_What the task asks_. Turn each line of the entries below into a JSON list of strings, one string per line. Skip blank lines and leave the pictures out.

Records from a collection
:::

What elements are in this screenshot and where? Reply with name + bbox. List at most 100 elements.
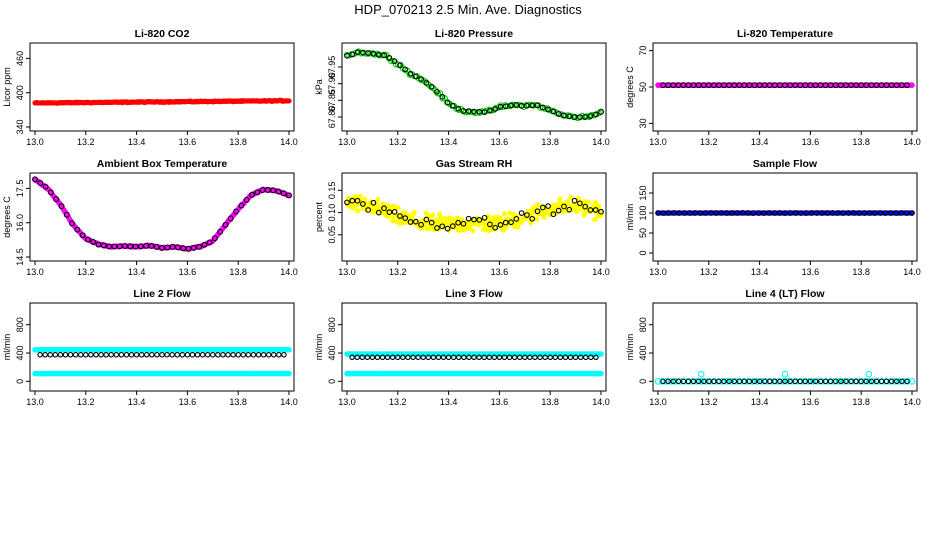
data-point — [370, 199, 377, 206]
data-point — [555, 111, 562, 117]
data-point — [235, 352, 241, 358]
plot-frame — [652, 172, 918, 262]
data-point — [72, 352, 79, 358]
data-point — [381, 205, 387, 212]
data-point — [389, 354, 396, 361]
chart-panel-6: Sample Flow 13.0 13.2 13.4 13.6 13.8 14.0 0 50 10… — [625, 158, 921, 277]
y-axis-label: ml/min — [314, 334, 324, 361]
data-point — [807, 378, 814, 385]
data-point — [360, 49, 366, 56]
data-point — [418, 76, 424, 82]
data-point — [562, 354, 569, 361]
data-point — [726, 378, 732, 385]
x-tick-label: 13.6 — [802, 137, 820, 147]
data-point — [83, 352, 89, 358]
data-point — [711, 378, 717, 385]
data-point — [375, 209, 382, 216]
plot-frame — [341, 172, 607, 262]
data-point — [344, 199, 350, 206]
y-tick-label: 460 — [15, 51, 25, 66]
data-point — [660, 210, 667, 216]
data-point — [375, 51, 382, 58]
data-point — [391, 58, 398, 65]
data-point — [63, 211, 70, 218]
data-point — [779, 377, 787, 385]
y-axis-label: degrees C — [625, 66, 635, 108]
x-tick-label: 13.8 — [541, 397, 559, 407]
x-tick-label: 13.8 — [229, 267, 247, 277]
data-point — [866, 210, 873, 216]
data-point — [903, 82, 910, 89]
series-high-rate-lower — [32, 370, 292, 377]
x-tick-label: 13.0 — [649, 397, 667, 407]
data-point — [706, 378, 712, 385]
data-point — [362, 196, 368, 202]
data-point — [681, 210, 688, 216]
x-tick-label: 13.0 — [338, 397, 356, 407]
data-point — [772, 378, 778, 385]
data-point — [225, 352, 231, 358]
data-point — [118, 352, 125, 358]
series-spikes — [697, 370, 873, 378]
data-point — [675, 378, 682, 385]
data-point — [423, 80, 430, 86]
x-tick-label: 13.8 — [229, 397, 247, 407]
y-axis-label: percent — [314, 201, 324, 232]
data-point — [430, 212, 436, 218]
data-point — [153, 243, 160, 250]
data-point — [412, 73, 419, 80]
data-point — [853, 378, 859, 385]
data-point — [587, 207, 594, 213]
data-point — [260, 352, 267, 358]
chart-title: Li-820 Pressure — [435, 28, 513, 40]
data-point — [527, 354, 533, 361]
data-point — [552, 354, 559, 361]
data-point — [211, 235, 218, 242]
data-point — [481, 214, 488, 221]
data-point — [42, 183, 49, 190]
data-point — [466, 354, 472, 361]
data-point — [787, 378, 793, 385]
data-point — [736, 378, 743, 385]
data-point — [797, 378, 803, 385]
data-point — [437, 211, 443, 218]
data-point — [598, 109, 604, 115]
data-point — [909, 210, 915, 216]
y-axis-label: degrees C — [2, 196, 12, 238]
data-point — [903, 210, 910, 216]
series-2.5-min-ave — [37, 352, 287, 358]
plot-frame — [652, 302, 918, 392]
chart-title: Ambient Box Temperature — [97, 158, 228, 170]
data-point — [190, 244, 197, 251]
data-point — [541, 214, 547, 220]
data-point — [47, 189, 54, 196]
y-tick-label: 14.5 — [15, 248, 25, 266]
data-point — [397, 213, 403, 219]
data-point — [196, 243, 202, 250]
data-point — [838, 378, 844, 385]
data-point — [184, 352, 191, 358]
data-point — [587, 113, 594, 119]
data-point — [74, 226, 81, 233]
y-tick-label: 800 — [638, 317, 648, 332]
x-tick-label: 13.0 — [338, 137, 356, 147]
data-point — [476, 108, 483, 115]
data-point — [255, 352, 262, 358]
data-point — [873, 378, 880, 385]
x-tick-label: 14.0 — [903, 267, 921, 277]
y-tick-label: 0 — [15, 379, 25, 384]
data-point — [123, 352, 130, 358]
series-2.5-min-ave — [660, 82, 910, 89]
data-point — [210, 352, 216, 358]
data-point — [37, 352, 43, 358]
x-tick-label: 14.0 — [592, 267, 610, 277]
data-point — [760, 210, 767, 216]
data-point — [454, 215, 461, 221]
data-point — [58, 203, 65, 210]
x-tick-label: 13.8 — [541, 137, 559, 147]
data-point — [502, 219, 509, 226]
data-point — [576, 114, 583, 120]
data-point — [766, 210, 772, 216]
series-2.5-min-ave — [344, 197, 604, 232]
data-point — [103, 352, 109, 358]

:::

_Answer to this problem_.
[
  "What elements are in this screenshot and where? Reply with name + bbox. List at most 100 elements.",
  "data-point — [370, 199, 377, 206]",
  "data-point — [555, 111, 562, 117]",
  "data-point — [235, 352, 241, 358]",
  "plot-frame — [652, 172, 918, 262]",
  "data-point — [72, 352, 79, 358]",
  "data-point — [381, 205, 387, 212]",
  "data-point — [389, 354, 396, 361]",
  "chart-panel-6: Sample Flow 13.0 13.2 13.4 13.6 13.8 14.0 0 50 10… — [625, 158, 921, 277]",
  "y-axis-label: ml/min — [314, 334, 324, 361]",
  "data-point — [807, 378, 814, 385]",
  "data-point — [360, 49, 366, 56]",
  "data-point — [418, 76, 424, 82]",
  "data-point — [562, 354, 569, 361]",
  "data-point — [726, 378, 732, 385]",
  "x-tick-label: 13.6 — [802, 137, 820, 147]",
  "data-point — [83, 352, 89, 358]",
  "data-point — [711, 378, 717, 385]",
  "data-point — [375, 209, 382, 216]",
  "plot-frame — [341, 172, 607, 262]",
  "data-point — [344, 199, 350, 206]",
  "y-tick-label: 460 — [15, 51, 25, 66]",
  "data-point — [660, 210, 667, 216]",
  "data-point — [375, 51, 382, 58]",
  "data-point — [391, 58, 398, 65]",
  "data-point — [63, 211, 70, 218]",
  "data-point — [779, 377, 787, 385]",
  "y-axis-label: degrees C — [625, 66, 635, 108]",
  "x-tick-label: 13.8 — [541, 397, 559, 407]",
  "x-tick-label: 13.8 — [229, 267, 247, 277]",
  "data-point — [866, 210, 873, 216]",
  "data-point — [903, 82, 910, 89]",
  "series-high-rate-lower — [32, 370, 292, 377]",
  "x-tick-label: 13.0 — [649, 397, 667, 407]",
  "data-point — [706, 378, 712, 385]",
  "data-point — [362, 196, 368, 202]",
  "data-point — [681, 210, 688, 216]",
  "x-tick-label: 13.0 — [338, 397, 356, 407]",
  "data-point — [772, 378, 778, 385]",
  "data-point — [225, 352, 231, 358]",
  "data-point — [118, 352, 125, 358]",
  "series-spikes — [697, 370, 873, 378]",
  "data-point — [675, 378, 682, 385]",
  "data-point — [423, 80, 430, 86]",
  "x-tick-label: 13.8 — [229, 397, 247, 407]",
  "y-axis-label: percent — [314, 201, 324, 232]",
  "data-point — [430, 212, 436, 218]",
  "data-point — [153, 243, 160, 250]",
  "data-point — [412, 73, 419, 80]",
  "data-point — [853, 378, 859, 385]",
  "data-point — [587, 207, 594, 213]",
  "data-point — [260, 352, 267, 358]",
  "chart-title: Li-820 Pressure — [435, 28, 513, 40]",
  "data-point — [527, 354, 533, 361]",
  "data-point — [552, 354, 559, 361]",
  "data-point — [211, 235, 218, 242]",
  "data-point — [481, 214, 488, 221]",
  "data-point — [42, 183, 49, 190]",
  "data-point — [466, 354, 472, 361]",
  "data-point — [787, 378, 793, 385]",
  "data-point — [736, 378, 743, 385]",
  "data-point — [797, 378, 803, 385]",
  "data-point — [437, 211, 443, 218]",
  "data-point — [598, 109, 604, 115]",
  "data-point — [909, 210, 915, 216]",
  "y-axis-label: degrees C — [2, 196, 12, 238]",
  "data-point — [903, 210, 910, 216]",
  "series-2.5-min-ave — [37, 352, 287, 358]",
  "plot-frame — [652, 302, 918, 392]",
  "chart-title: Ambient Box Temperature — [97, 158, 228, 170]",
  "data-point — [190, 244, 197, 251]",
  "data-point — [541, 214, 547, 220]",
  "data-point — [47, 189, 54, 196]",
  "y-tick-label: 14.5 — [15, 248, 25, 266]",
  "data-point — [397, 213, 403, 219]",
  "data-point — [196, 243, 202, 250]",
  "data-point — [838, 378, 844, 385]",
  "data-point — [184, 352, 191, 358]",
  "data-point — [587, 113, 594, 119]",
  "data-point — [74, 226, 81, 233]",
  "y-tick-label: 800 — [638, 317, 648, 332]",
  "x-tick-label: 13.0 — [338, 137, 356, 147]",
  "data-point — [476, 108, 483, 115]",
  "data-point — [255, 352, 262, 358]",
  "data-point — [873, 378, 880, 385]",
  "x-tick-label: 14.0 — [903, 267, 921, 277]",
  "y-tick-label: 0 — [15, 379, 25, 384]",
  "data-point — [123, 352, 130, 358]",
  "series-2.5-min-ave — [660, 82, 910, 89]",
  "data-point — [210, 352, 216, 358]",
  "data-point — [37, 352, 43, 358]",
  "x-tick-label: 14.0 — [592, 267, 610, 277]",
  "data-point — [760, 210, 767, 216]",
  "data-point — [454, 215, 461, 221]",
  "data-point — [58, 203, 65, 210]",
  "x-tick-label: 13.8 — [541, 137, 559, 147]",
  "data-point — [502, 219, 509, 226]",
  "data-point — [576, 114, 583, 120]",
  "data-point — [766, 210, 772, 216]",
  "series-2.5-min-ave — [344, 197, 604, 232]",
  "data-point — [103, 352, 109, 358]"
]